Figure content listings

-*-

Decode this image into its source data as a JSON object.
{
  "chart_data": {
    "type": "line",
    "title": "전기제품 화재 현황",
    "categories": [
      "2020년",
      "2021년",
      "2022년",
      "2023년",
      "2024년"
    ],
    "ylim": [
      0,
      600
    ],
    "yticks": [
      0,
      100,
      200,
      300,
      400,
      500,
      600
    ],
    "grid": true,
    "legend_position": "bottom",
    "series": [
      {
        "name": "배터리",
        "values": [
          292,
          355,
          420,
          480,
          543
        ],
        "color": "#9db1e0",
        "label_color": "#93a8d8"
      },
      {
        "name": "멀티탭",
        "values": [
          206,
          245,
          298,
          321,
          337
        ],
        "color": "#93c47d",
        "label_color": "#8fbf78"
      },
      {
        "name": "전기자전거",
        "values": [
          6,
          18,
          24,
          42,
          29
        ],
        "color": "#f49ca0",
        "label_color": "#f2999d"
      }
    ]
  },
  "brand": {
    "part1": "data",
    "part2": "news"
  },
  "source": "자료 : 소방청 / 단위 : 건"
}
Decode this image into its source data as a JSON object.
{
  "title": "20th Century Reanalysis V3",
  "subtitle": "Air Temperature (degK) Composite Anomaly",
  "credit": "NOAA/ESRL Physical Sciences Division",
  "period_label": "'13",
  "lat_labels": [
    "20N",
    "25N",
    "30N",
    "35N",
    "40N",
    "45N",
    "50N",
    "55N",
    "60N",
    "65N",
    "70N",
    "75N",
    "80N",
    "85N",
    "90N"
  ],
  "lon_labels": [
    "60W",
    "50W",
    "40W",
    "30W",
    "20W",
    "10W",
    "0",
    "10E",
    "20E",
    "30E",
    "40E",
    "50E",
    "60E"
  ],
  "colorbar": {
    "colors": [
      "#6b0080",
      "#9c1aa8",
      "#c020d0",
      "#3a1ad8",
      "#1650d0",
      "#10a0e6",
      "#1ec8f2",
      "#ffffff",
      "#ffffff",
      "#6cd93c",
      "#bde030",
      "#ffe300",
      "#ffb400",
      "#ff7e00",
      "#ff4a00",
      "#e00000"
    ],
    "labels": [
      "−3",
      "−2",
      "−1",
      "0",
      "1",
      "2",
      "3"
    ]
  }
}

-*-

- _Exercise requirements_: All of the material must be reproduced exactly.

- _Response_:
Decode this image into its source data as a JSON object.
{
  "chart_data": {
    "type": "line",
    "title": "전기제품 화재 현황",
    "categories": [
      "2020년",
      "2021년",
      "2022년",
      "2023년",
      "2024년"
    ],
    "ylim": [
      0,
      600
    ],
    "yticks": [
      0,
      100,
      200,
      300,
      400,
      500,
      600
    ],
    "grid": true,
    "legend_position": "bottom",
    "series": [
      {
        "name": "배터리",
        "values": [
          292,
          355,
          420,
          480,
          543
        ],
        "color": "#9db1e0",
        "label_color": "#93a8d8"
      },
      {
        "name": "멀티탭",
        "values": [
          206,
          245,
          298,
          321,
          337
        ],
        "color": "#93c47d",
        "label_color": "#8fbf78"
      },
      {
        "name": "전기자전거",
        "values": [
          6,
          18,
          24,
          42,
          29
        ],
        "color": "#f49ca0",
        "label_color": "#f2999d"
      }
    ]
  },
  "brand": {
    "part1": "data",
    "part2": "news"
  },
  "source": "자료 : 소방청 / 단위 : 건"
}
Decode this image into its source data as a JSON object.
{
  "title": "20th Century Reanalysis V3",
  "subtitle": "Air Temperature (degK) Composite Anomaly",
  "credit": "NOAA/ESRL Physical Sciences Division",
  "period_label": "'13",
  "lat_labels": [
    "20N",
    "25N",
    "30N",
    "35N",
    "40N",
    "45N",
    "50N",
    "55N",
    "60N",
    "65N",
    "70N",
    "75N",
    "80N",
    "85N",
    "90N"
  ],
  "lon_labels": [
    "60W",
    "50W",
    "40W",
    "30W",
    "20W",
    "10W",
    "0",
    "10E",
    "20E",
    "30E",
    "40E",
    "50E",
    "60E"
  ],
  "colorbar": {
    "colors": [
      "#6b0080",
      "#9c1aa8",
      "#c020d0",
      "#3a1ad8",
      "#1650d0",
      "#10a0e6",
      "#1ec8f2",
      "#ffffff",
      "#ffffff",
      "#6cd93c",
      "#bde030",
      "#ffe300",
      "#ffb400",
      "#ff7e00",
      "#ff4a00",
      "#e00000"
    ],
    "labels": [
      "−3",
      "−2",
      "−1",
      "0",
      "1",
      "2",
      "3"
    ]
  }
}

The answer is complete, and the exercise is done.